#### Exercise details
Output every line of the listing below as a numbered list, leaving out any blank lines.

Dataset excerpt
* * *

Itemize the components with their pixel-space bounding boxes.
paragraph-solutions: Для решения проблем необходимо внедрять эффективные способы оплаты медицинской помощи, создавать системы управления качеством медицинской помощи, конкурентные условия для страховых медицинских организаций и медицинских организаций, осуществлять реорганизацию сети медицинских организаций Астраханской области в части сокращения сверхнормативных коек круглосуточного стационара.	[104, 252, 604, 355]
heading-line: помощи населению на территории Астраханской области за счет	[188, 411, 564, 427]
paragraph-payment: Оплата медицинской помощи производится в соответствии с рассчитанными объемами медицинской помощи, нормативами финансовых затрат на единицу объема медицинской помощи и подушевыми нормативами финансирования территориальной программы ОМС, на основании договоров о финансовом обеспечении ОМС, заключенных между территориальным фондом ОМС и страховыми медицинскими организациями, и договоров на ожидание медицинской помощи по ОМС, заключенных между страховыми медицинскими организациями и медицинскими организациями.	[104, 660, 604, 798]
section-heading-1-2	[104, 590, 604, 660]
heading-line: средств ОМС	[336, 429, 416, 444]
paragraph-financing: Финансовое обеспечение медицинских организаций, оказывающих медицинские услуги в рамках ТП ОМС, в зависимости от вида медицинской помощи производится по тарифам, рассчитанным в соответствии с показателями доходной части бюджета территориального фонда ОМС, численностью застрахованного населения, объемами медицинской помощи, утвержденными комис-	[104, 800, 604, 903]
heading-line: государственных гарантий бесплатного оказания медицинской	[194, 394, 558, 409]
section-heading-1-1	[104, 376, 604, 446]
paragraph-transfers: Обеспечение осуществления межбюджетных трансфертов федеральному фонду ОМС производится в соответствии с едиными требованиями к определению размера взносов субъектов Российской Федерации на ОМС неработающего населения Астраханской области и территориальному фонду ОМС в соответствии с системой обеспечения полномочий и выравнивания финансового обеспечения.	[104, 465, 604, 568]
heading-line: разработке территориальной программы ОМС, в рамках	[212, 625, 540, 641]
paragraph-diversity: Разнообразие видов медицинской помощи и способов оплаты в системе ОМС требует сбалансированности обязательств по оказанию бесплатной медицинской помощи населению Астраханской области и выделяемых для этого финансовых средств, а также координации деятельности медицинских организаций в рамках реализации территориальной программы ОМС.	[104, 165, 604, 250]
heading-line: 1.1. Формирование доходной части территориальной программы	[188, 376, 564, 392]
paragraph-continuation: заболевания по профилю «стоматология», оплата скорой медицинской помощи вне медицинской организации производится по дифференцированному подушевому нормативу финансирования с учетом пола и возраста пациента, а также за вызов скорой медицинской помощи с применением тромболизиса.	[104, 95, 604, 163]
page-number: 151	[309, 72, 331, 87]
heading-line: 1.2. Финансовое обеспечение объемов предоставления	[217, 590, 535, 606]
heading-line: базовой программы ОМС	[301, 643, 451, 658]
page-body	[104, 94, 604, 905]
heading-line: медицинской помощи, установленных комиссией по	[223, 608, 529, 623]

* * *

#### Right answer
1. Itemize the components with their pixel-space bounding boxes.
2. paragraph-solutions: Для решения проблем необходимо внедрять эффективные способы оплаты медицинской помощи, создавать системы управления качеством медицинской помощи, конкурентные условия для страховых медицинских организаций и медицинских организаций, осуществлять реорганизацию сети медицинских организаций Астраханской области в части сокращения сверхнормативных коек круглосуточного стационара.	[104, 252, 604, 355]
3. heading-line: помощи населению на территории Астраханской области за счет	[188, 411, 564, 427]
4. paragraph-payment: Оплата медицинской помощи производится в соответствии с рассчитанными объемами медицинской помощи, нормативами финансовых затрат на единицу объема медицинской помощи и подушевыми нормативами финансирования территориальной программы ОМС, на основании договоров о финансовом обеспечении ОМС, заключенных между территориальным фондом ОМС и страховыми медицинскими организациями, и договоров на ожидание медицинской помощи по ОМС, заключенных между страховыми медицинскими организациями и медицинскими организациями.	[104, 660, 604, 798]
5. section-heading-1-2	[104, 590, 604, 660]
6. heading-line: средств ОМС	[336, 429, 416, 444]
7. paragraph-financing: Финансовое обеспечение медицинских организаций, оказывающих медицинские услуги в рамках ТП ОМС, в зависимости от вида медицинской помощи производится по тарифам, рассчитанным в соответствии с показателями доходной части бюджета территориального фонда ОМС, численностью застрахованного населения, объемами медицинской помощи, утвержденными комис-	[104, 800, 604, 903]
8. heading-line: государственных гарантий бесплатного оказания медицинской	[194, 394, 558, 409]
9. section-heading-1-1	[104, 376, 604, 446]
10. paragraph-transfers: Обеспечение осуществления межбюджетных трансфертов федеральному фонду ОМС производится в соответствии с едиными требованиями к определению размера взносов субъектов Российской Федерации на ОМС неработающего населения Астраханской области и территориальному фонду ОМС в соответствии с системой обеспечения полномочий и выравнивания финансового обеспечения.	[104, 465, 604, 568]
11. heading-line: разработке территориальной программы ОМС, в рамках	[212, 625, 540, 641]
12. paragraph-diversity: Разнообразие видов медицинской помощи и способов оплаты в системе ОМС требует сбалансированности обязательств по оказанию бесплатной медицинской помощи населению Астраханской области и выделяемых для этого финансовых средств, а также координации деятельности медицинских организаций в рамках реализации территориальной программы ОМС.	[104, 165, 604, 250]
13. heading-line: 1.1. Формирование доходной части территориальной программы	[188, 376, 564, 392]
14. paragraph-continuation: заболевания по профилю «стоматология», оплата скорой медицинской помощи вне медицинской организации производится по дифференцированному подушевому нормативу финансирования с учетом пола и возраста пациента, а также за вызов скорой медицинской помощи с применением тромболизиса.	[104, 95, 604, 163]
15. page-number: 151	[309, 72, 331, 87]
16. heading-line: 1.2. Финансовое обеспечение объемов предоставления	[217, 590, 535, 606]
17. heading-line: базовой программы ОМС	[301, 643, 451, 658]
18. page-body	[104, 94, 604, 905]
19. heading-line: медицинской помощи, установленных комиссией по	[223, 608, 529, 623]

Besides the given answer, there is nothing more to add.